The request ▸ Copy every line that mentions the word "jalapeños".
··· Rows ···
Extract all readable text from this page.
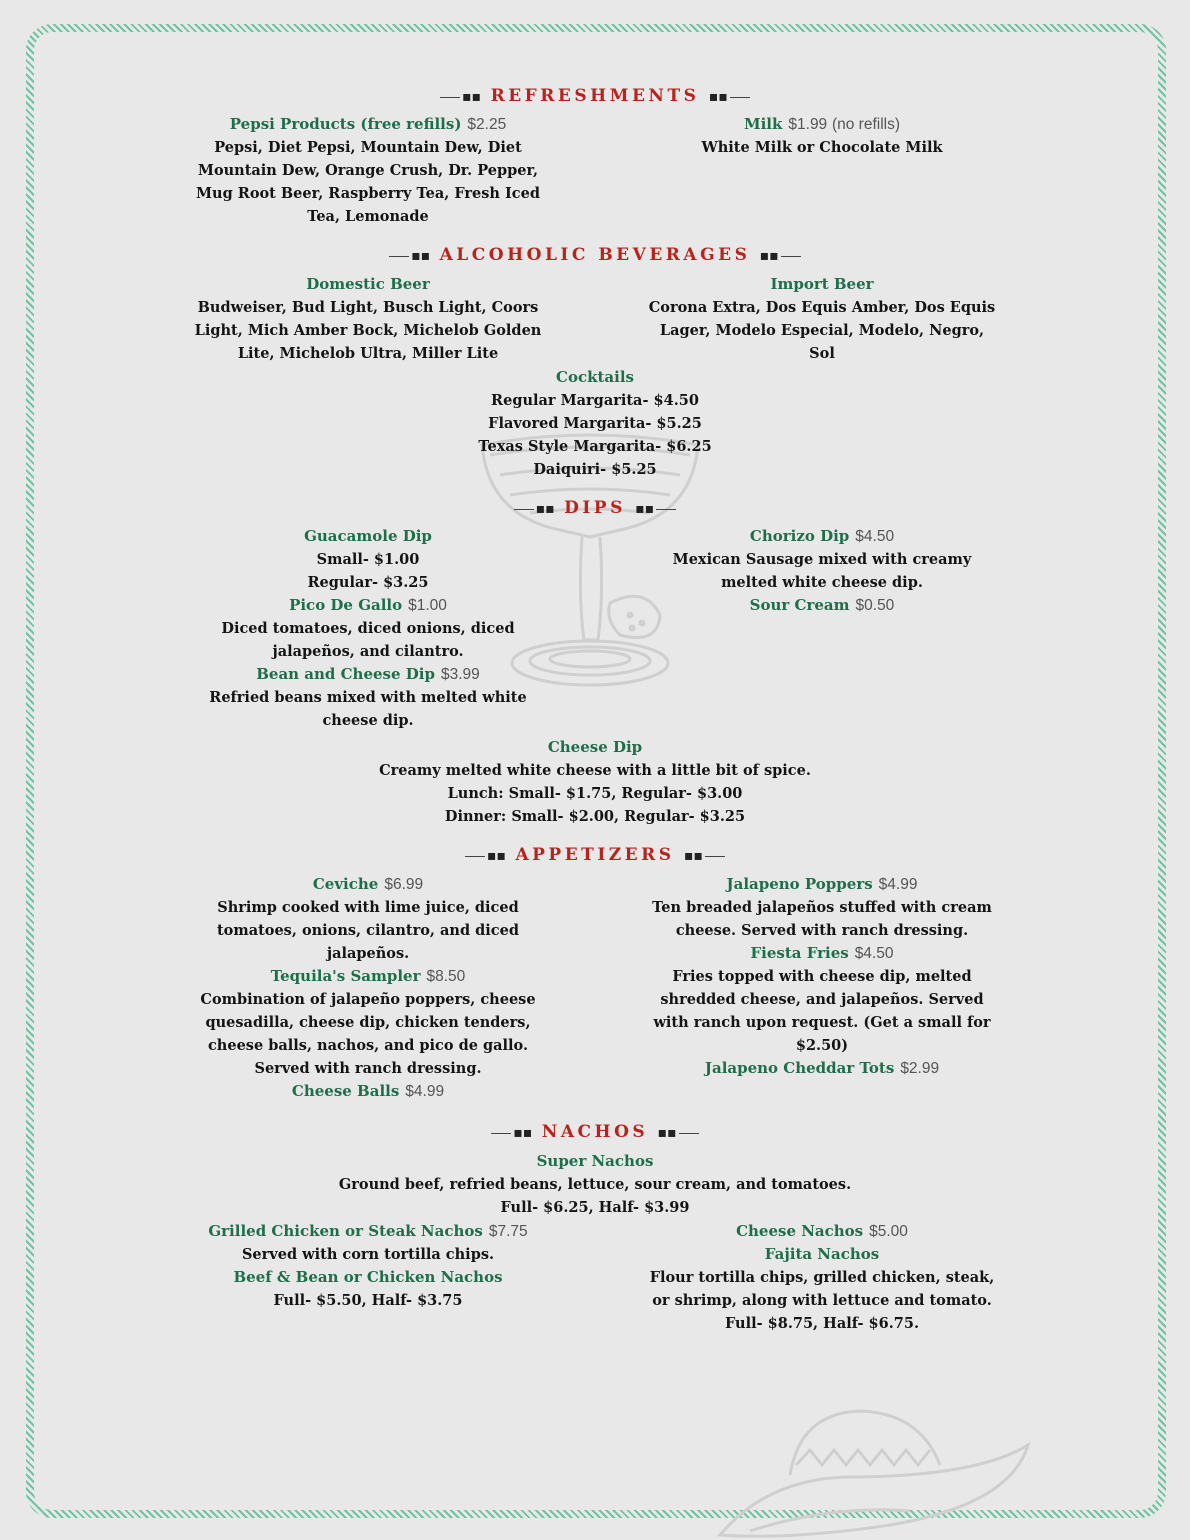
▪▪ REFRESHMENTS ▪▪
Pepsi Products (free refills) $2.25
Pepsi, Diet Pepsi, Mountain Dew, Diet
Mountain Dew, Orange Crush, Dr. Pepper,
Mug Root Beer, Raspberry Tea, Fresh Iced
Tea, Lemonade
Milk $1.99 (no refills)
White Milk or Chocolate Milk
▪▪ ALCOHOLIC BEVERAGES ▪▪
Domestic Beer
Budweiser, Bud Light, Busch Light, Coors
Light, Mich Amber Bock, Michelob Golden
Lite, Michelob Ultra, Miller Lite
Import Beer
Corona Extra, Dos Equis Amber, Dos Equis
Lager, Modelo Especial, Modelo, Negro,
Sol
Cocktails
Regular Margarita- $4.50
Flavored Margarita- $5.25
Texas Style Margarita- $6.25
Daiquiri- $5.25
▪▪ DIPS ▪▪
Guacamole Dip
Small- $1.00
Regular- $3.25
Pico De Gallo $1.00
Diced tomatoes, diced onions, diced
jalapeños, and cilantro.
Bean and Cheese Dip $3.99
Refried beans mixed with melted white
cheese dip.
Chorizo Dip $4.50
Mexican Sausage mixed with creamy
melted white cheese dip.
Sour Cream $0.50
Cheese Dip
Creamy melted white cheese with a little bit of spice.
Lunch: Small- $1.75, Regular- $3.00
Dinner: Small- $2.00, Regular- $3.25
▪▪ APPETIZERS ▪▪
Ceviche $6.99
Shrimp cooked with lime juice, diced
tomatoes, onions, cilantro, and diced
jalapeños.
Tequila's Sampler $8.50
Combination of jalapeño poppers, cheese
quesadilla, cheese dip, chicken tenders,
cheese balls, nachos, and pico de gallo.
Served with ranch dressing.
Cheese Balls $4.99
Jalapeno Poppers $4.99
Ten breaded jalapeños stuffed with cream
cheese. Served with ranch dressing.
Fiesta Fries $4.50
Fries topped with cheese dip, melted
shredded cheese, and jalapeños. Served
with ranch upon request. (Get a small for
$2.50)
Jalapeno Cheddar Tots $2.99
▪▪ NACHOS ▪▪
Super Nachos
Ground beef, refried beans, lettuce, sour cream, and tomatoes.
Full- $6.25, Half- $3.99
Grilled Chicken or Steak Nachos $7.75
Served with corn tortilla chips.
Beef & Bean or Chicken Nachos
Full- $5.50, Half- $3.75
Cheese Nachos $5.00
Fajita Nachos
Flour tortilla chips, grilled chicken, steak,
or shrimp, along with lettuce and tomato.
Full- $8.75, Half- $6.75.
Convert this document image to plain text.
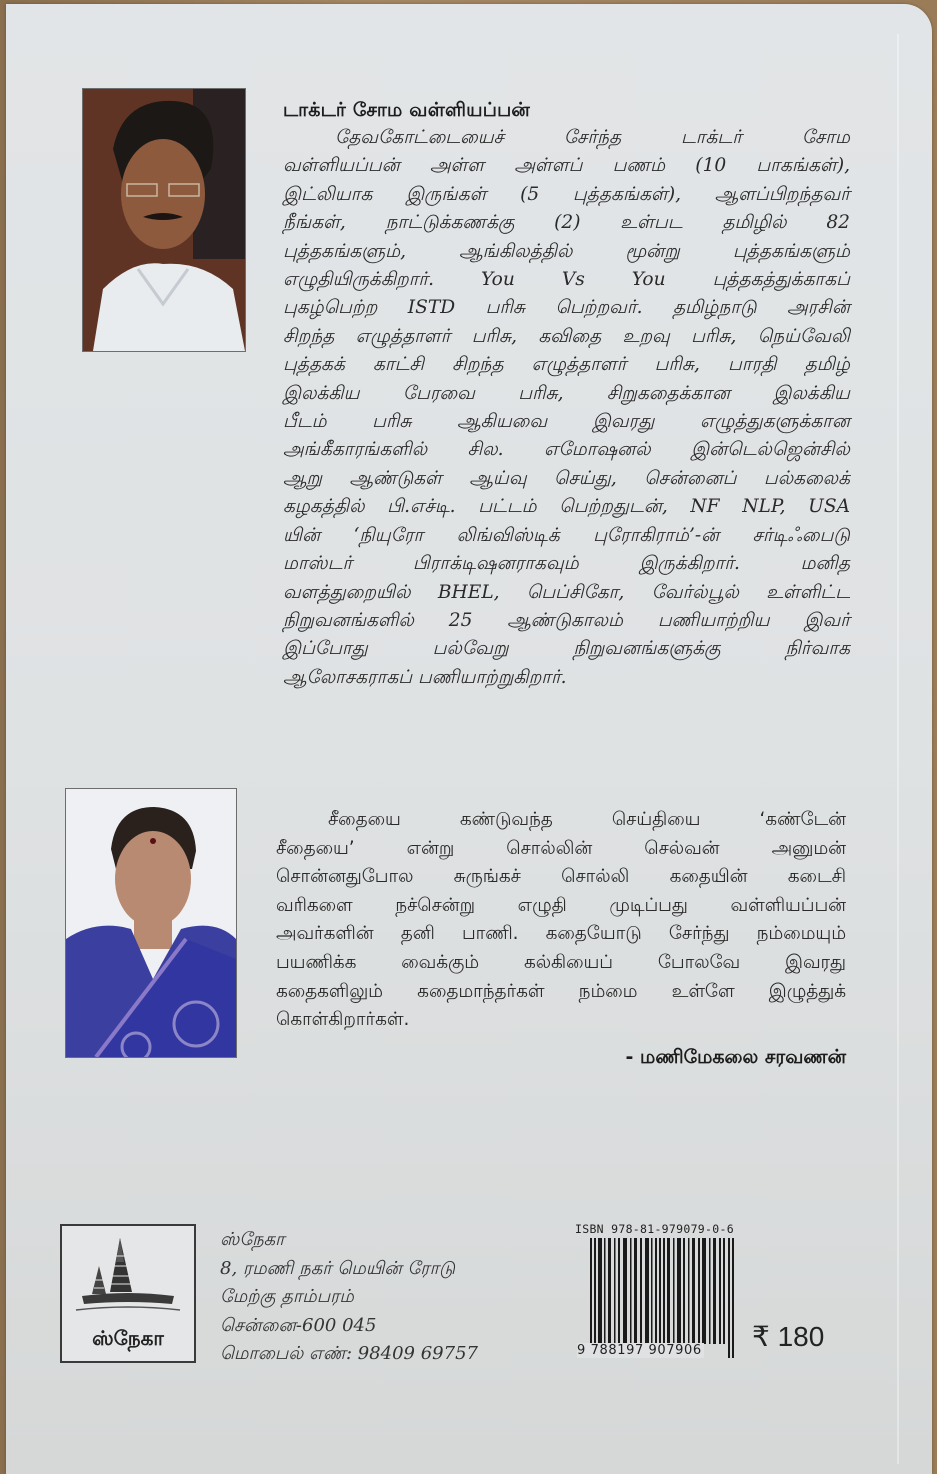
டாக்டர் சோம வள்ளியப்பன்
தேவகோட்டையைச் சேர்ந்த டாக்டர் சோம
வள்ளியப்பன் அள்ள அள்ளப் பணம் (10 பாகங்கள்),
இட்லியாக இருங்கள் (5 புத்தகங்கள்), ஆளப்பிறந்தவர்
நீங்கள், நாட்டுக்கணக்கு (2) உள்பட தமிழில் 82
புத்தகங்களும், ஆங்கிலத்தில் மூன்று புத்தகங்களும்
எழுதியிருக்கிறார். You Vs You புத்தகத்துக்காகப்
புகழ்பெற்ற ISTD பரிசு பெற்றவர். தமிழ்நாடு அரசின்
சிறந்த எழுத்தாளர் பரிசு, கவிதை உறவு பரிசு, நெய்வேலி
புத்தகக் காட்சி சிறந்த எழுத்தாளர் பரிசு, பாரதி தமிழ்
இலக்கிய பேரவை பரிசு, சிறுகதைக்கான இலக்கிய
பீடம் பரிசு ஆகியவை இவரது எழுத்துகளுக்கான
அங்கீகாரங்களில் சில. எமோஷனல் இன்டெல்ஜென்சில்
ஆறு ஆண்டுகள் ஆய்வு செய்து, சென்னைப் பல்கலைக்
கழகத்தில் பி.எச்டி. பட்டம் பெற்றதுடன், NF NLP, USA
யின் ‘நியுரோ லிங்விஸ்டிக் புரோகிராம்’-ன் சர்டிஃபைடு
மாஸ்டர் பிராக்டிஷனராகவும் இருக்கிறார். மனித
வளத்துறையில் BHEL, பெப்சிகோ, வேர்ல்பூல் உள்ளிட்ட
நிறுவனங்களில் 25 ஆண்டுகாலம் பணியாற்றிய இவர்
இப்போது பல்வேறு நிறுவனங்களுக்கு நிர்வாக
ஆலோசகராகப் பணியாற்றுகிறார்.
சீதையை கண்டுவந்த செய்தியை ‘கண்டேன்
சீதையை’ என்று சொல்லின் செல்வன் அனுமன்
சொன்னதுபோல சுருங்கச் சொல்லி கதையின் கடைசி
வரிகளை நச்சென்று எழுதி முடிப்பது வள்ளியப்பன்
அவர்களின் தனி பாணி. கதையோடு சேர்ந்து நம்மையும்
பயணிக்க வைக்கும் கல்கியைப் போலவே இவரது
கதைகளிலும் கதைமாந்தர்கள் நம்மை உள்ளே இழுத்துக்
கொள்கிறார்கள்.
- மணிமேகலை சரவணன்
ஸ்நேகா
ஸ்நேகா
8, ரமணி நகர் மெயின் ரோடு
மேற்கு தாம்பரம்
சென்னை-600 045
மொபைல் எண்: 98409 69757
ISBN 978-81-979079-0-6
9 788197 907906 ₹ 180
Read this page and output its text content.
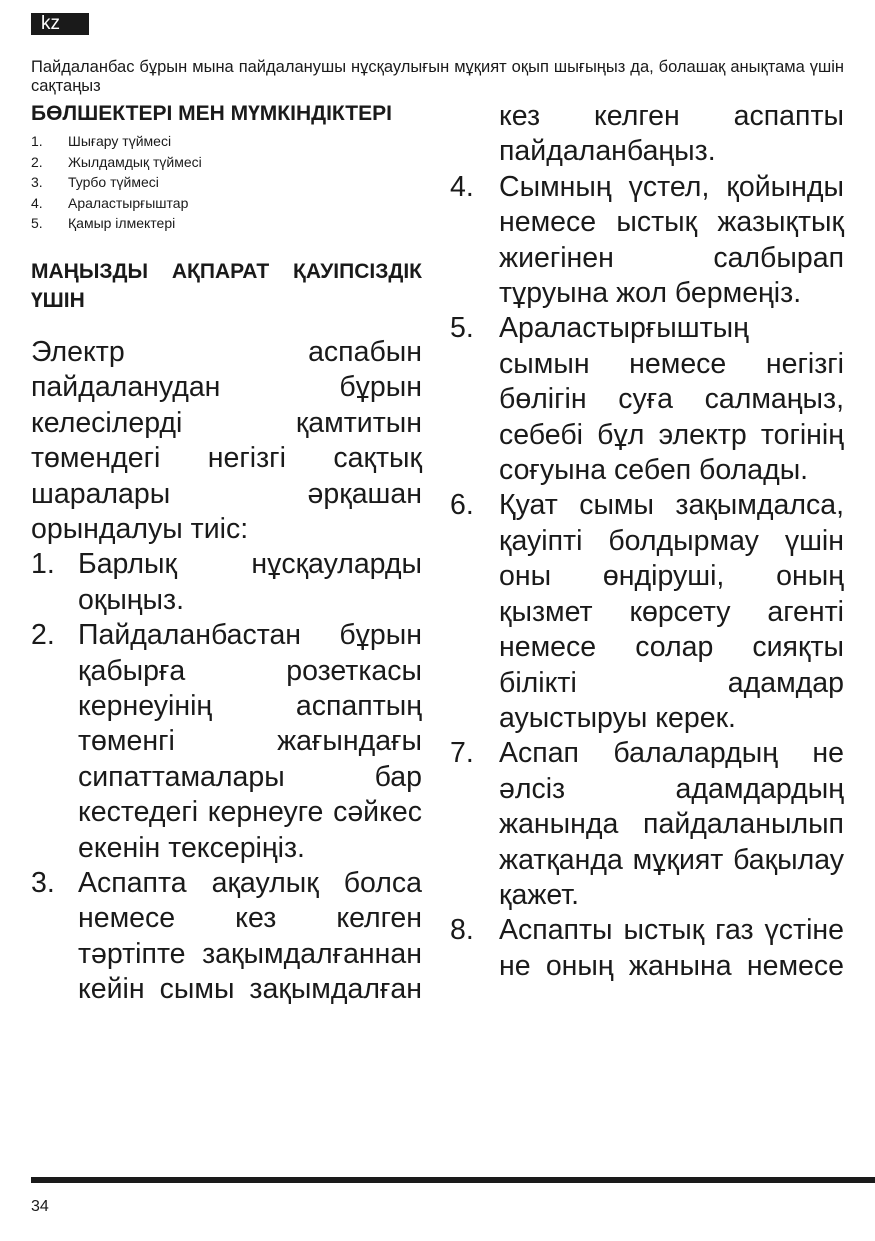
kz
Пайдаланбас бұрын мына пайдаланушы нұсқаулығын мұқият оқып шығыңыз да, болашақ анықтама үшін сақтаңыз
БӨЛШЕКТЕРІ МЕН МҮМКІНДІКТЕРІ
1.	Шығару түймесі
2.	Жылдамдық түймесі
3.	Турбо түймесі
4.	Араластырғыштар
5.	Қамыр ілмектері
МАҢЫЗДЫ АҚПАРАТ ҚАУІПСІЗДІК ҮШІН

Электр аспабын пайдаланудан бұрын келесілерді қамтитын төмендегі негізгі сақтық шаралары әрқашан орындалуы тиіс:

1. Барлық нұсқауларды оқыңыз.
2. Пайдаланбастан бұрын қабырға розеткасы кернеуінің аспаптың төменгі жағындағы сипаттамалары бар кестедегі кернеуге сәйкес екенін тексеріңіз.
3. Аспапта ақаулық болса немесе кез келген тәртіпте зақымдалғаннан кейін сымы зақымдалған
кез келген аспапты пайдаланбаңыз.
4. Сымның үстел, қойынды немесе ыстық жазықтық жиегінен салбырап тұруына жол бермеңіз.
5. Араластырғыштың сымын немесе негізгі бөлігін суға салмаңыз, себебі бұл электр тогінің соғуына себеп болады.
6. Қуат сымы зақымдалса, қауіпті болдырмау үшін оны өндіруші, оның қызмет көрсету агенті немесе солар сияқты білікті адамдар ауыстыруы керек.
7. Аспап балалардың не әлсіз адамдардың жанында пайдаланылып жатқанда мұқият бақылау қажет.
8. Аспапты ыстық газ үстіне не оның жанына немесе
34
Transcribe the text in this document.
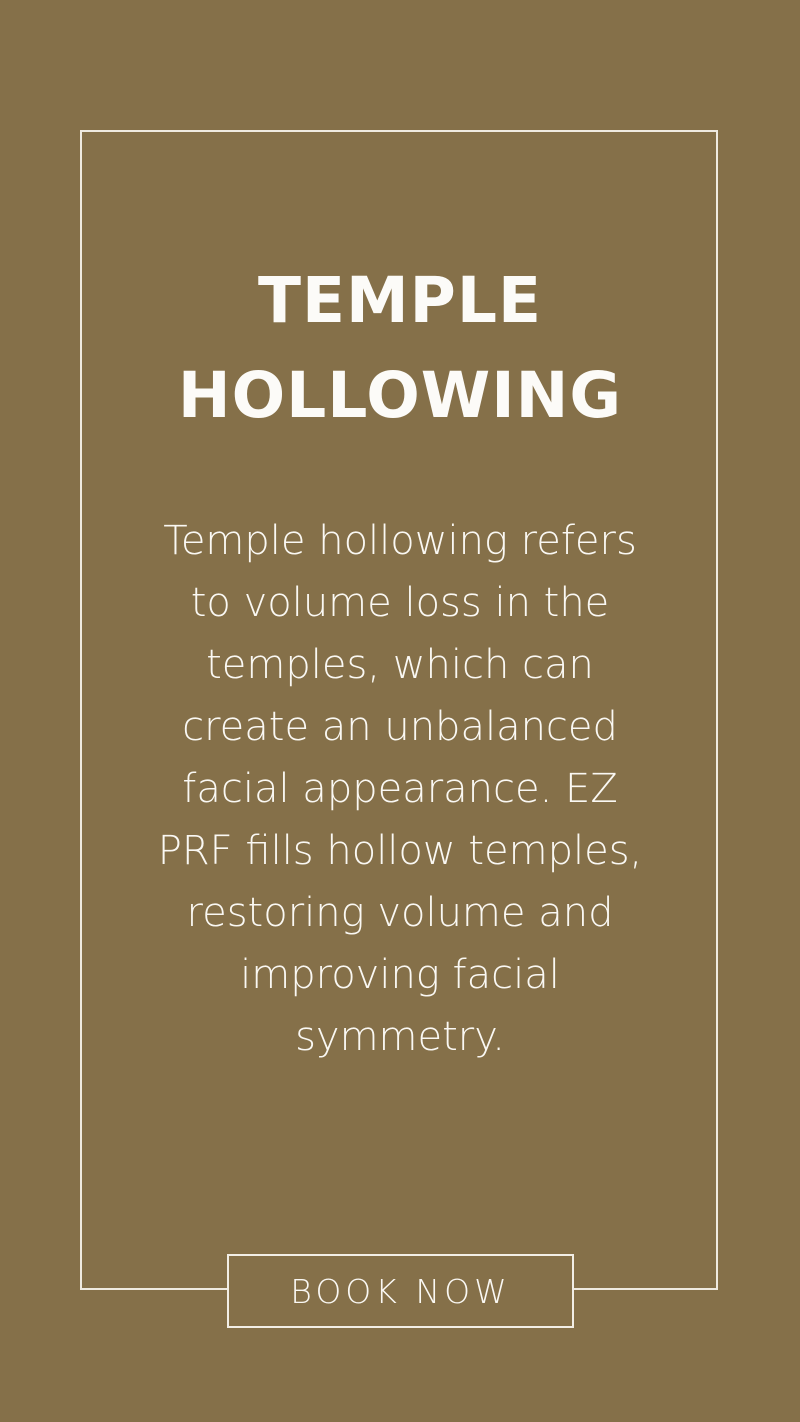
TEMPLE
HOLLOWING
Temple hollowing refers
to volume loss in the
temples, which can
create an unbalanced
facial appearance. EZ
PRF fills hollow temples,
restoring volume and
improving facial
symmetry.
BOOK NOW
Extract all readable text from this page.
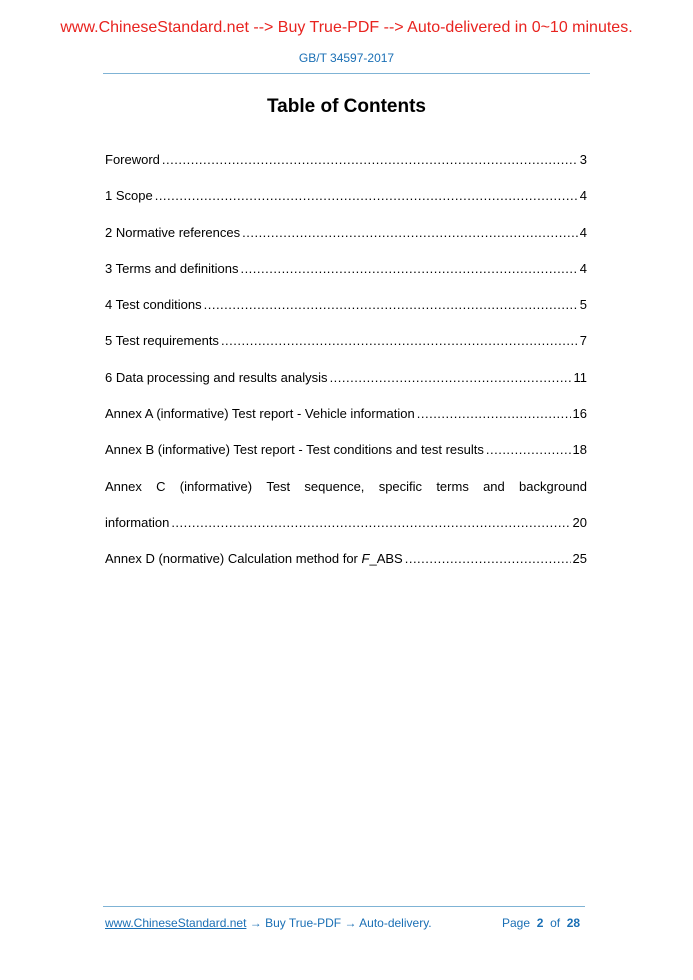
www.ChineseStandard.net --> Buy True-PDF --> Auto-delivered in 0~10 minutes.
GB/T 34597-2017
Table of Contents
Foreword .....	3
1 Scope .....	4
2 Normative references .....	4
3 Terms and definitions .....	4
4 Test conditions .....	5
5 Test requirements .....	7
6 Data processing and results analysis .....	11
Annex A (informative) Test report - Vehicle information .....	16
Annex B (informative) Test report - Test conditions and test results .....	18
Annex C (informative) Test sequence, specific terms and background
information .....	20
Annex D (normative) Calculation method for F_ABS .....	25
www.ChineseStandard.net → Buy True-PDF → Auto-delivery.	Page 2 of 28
···
Output below ▸
jalapeños, and cilantro.
jalapeños.
Ten breaded jalapeños stuffed with cream
shredded cheese, and jalapeños. Served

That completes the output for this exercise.